| Work to do |
Below are records; count the lines in them that hold "血流方向是" and give only the count.

--- BEGIN Records for the task ---

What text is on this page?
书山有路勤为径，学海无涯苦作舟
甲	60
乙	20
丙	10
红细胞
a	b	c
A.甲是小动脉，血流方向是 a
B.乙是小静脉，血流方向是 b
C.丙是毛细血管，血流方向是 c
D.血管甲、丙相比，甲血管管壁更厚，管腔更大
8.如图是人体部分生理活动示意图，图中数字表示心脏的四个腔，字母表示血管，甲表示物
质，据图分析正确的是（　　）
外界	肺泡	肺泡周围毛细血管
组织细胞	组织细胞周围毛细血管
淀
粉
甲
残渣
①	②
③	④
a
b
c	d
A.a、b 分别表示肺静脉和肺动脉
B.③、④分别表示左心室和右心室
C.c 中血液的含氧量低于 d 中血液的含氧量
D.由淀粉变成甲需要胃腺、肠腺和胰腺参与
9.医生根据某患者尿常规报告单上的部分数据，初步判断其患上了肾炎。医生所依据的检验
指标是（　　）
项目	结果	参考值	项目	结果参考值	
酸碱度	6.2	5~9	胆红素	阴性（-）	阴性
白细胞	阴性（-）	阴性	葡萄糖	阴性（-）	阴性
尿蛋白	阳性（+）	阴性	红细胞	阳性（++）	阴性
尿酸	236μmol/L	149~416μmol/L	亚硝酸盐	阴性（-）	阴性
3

--- END Records for the task ---

| Answer for this exercise |
3